Given task — Look for "Wall" in the listing below. Gather each line that contains it.

Record extracts —
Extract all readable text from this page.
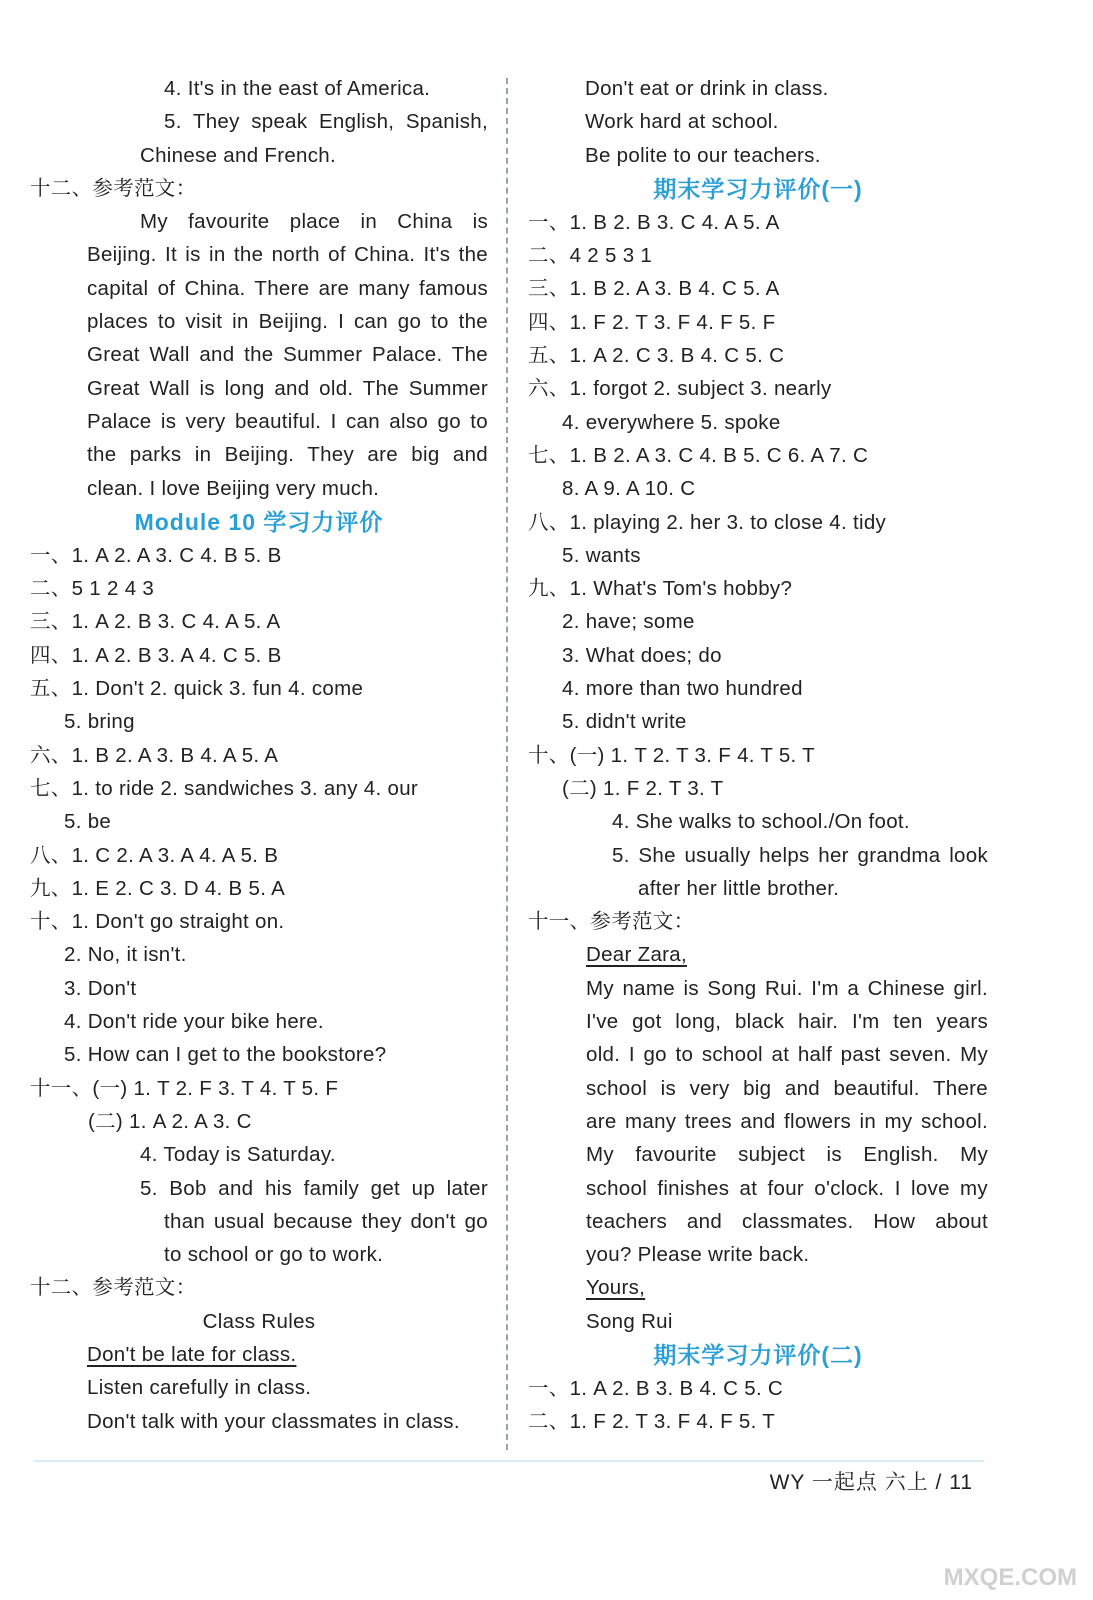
4. It's in the east of America.
5. They speak English, Spanish,
Chinese and French.
十二、参考范文：
My favourite place in China is
Beijing. It is in the north of China. It's the
capital of China. There are many famous
places to visit in Beijing. I can go to the
Great Wall and the Summer Palace. The
Great Wall is long and old. The Summer
Palace is very beautiful. I can also go to
the parks in Beijing. They are big and
clean. I love Beijing very much.
Module 10 学习力评价
一、1. A 2. A 3. C 4. B 5. B
二、5 1 2 4 3
三、1. A 2. B 3. C 4. A 5. A
四、1. A 2. B 3. A 4. C 5. B
五、1. Don't 2. quick 3. fun 4. come
5. bring
六、1. B 2. A 3. B 4. A 5. A
七、1. to ride 2. sandwiches 3. any 4. our
5. be
八、1. C 2. A 3. A 4. A 5. B
九、1. E 2. C 3. D 4. B 5. A
十、1. Don't go straight on.
2. No, it isn't.
3. Don't
4. Don't ride your bike here.
5. How can I get to the bookstore?
十一、(一) 1. T 2. F 3. T 4. T 5. F
(二) 1. A 2. A 3. C
4. Today is Saturday.
5. Bob and his family get up later
than usual because they don't go
to school or go to work.
十二、参考范文：
Class Rules
Don't be late for class.
Listen carefully in class.
Don't talk with your classmates in class.
Don't eat or drink in class.
Work hard at school.
Be polite to our teachers.
期末学习力评价(一)
一、1. B 2. B 3. C 4. A 5. A
二、4 2 5 3 1
三、1. B 2. A 3. B 4. C 5. A
四、1. F 2. T 3. F 4. F 5. F
五、1. A 2. C 3. B 4. C 5. C
六、1. forgot 2. subject 3. nearly
4. everywhere 5. spoke
七、1. B 2. A 3. C 4. B 5. C 6. A 7. C
8. A 9. A 10. C
八、1. playing 2. her 3. to close 4. tidy
5. wants
九、1. What's Tom's hobby?
2. have; some
3. What does; do
4. more than two hundred
5. didn't write
十、(一) 1. T 2. T 3. F 4. T 5. T
(二) 1. F 2. T 3. T
4. She walks to school./On foot.
5. She usually helps her grandma look
after her little brother.
十一、参考范文：
Dear Zara,
My name is Song Rui. I'm a Chinese girl.
I've got long, black hair. I'm ten years
old. I go to school at half past seven. My
school is very big and beautiful. There
are many trees and flowers in my school.
My favourite subject is English. My
school finishes at four o'clock. I love my
teachers and classmates. How about
you? Please write back.
Yours,
Song Rui
期末学习力评价(二)
一、1. A 2. B 3. B 4. C 5. C
二、1. F 2. T 3. F 4. F 5. T
WY 一起点 六上 / 11
MXQE.COM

Reply —
Great Wall and the Summer Palace. The
Great Wall is long and old. The Summer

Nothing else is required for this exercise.